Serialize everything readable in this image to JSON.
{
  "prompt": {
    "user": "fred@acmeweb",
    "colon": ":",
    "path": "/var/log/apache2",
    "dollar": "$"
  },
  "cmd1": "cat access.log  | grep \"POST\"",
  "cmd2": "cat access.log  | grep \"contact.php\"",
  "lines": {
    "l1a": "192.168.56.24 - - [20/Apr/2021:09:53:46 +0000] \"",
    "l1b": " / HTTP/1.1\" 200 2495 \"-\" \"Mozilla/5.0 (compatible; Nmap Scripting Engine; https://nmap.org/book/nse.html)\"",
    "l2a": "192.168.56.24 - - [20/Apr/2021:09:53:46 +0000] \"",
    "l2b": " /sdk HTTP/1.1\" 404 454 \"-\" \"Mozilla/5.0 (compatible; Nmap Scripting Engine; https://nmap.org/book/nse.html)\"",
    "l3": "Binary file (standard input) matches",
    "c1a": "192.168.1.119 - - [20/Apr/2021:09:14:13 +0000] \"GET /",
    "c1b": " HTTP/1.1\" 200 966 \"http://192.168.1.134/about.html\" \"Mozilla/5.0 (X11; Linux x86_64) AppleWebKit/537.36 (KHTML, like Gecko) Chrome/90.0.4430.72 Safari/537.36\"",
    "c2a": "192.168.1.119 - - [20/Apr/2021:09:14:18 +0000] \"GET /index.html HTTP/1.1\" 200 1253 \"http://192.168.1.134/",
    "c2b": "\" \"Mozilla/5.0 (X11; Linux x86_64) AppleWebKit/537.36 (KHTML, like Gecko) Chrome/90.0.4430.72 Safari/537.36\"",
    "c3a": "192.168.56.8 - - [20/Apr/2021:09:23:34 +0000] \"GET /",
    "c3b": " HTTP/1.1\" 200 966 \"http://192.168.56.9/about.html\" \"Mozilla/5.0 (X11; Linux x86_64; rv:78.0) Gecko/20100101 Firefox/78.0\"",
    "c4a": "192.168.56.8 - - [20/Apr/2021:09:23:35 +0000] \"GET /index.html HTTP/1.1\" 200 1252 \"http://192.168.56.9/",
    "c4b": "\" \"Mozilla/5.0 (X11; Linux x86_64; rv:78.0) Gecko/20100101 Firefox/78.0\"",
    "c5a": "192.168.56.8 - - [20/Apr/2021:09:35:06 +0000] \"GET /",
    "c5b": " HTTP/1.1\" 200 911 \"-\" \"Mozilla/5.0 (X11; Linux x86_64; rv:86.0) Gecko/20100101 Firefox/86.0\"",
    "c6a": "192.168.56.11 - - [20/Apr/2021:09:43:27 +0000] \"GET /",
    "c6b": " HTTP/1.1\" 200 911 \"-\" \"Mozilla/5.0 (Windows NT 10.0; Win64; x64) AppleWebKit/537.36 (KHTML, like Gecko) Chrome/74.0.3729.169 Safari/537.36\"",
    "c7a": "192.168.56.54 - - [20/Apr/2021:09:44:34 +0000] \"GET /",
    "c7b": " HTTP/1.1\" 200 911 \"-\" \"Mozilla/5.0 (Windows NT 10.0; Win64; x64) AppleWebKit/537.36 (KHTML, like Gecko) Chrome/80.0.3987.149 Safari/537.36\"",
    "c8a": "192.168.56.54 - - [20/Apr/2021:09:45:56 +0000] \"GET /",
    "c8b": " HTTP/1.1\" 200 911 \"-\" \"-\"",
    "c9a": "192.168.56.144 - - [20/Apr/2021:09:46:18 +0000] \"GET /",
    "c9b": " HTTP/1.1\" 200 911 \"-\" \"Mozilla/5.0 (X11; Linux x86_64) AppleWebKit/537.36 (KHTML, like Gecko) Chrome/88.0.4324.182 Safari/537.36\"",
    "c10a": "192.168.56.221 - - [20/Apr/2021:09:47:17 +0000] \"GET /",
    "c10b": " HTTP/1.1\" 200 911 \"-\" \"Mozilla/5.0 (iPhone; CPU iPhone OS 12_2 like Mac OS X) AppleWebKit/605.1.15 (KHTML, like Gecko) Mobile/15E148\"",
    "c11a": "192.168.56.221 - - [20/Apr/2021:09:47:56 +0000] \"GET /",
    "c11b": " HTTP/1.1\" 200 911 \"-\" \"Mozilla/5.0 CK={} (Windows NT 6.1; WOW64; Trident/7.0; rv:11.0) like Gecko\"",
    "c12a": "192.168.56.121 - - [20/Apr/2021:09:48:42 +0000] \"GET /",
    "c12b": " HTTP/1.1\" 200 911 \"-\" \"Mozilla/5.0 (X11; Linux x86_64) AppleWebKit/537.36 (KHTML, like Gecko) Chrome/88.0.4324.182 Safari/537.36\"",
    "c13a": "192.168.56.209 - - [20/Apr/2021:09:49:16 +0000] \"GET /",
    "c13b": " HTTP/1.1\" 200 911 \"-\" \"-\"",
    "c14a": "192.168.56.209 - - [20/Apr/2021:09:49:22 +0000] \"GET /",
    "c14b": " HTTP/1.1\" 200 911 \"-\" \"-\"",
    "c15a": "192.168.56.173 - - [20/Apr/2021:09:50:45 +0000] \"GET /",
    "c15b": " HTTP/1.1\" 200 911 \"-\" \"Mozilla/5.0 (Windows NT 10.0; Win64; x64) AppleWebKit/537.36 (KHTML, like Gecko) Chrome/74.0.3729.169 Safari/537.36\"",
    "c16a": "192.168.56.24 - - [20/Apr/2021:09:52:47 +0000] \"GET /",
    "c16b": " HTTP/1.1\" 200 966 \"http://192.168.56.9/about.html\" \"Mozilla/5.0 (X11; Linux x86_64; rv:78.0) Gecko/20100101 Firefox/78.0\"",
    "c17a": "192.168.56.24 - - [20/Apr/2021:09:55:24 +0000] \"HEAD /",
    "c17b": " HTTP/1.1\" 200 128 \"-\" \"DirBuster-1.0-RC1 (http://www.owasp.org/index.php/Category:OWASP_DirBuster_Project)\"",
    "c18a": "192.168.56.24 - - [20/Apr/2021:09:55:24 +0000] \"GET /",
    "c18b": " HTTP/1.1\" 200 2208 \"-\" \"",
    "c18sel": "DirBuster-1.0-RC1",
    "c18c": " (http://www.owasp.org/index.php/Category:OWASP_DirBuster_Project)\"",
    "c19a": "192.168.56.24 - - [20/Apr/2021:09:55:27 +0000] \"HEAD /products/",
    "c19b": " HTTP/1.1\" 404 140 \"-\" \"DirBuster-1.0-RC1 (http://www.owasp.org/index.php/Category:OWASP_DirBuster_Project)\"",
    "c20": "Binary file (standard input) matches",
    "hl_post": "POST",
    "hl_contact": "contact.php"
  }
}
· · · · ·
The task.
Locate the word "grep" in the records and collect each line it appears in.

Full answer.
  "cmd1": "cat access.log  | grep \"POST\"",
  "cmd2": "cat access.log  | grep \"contact.php\"",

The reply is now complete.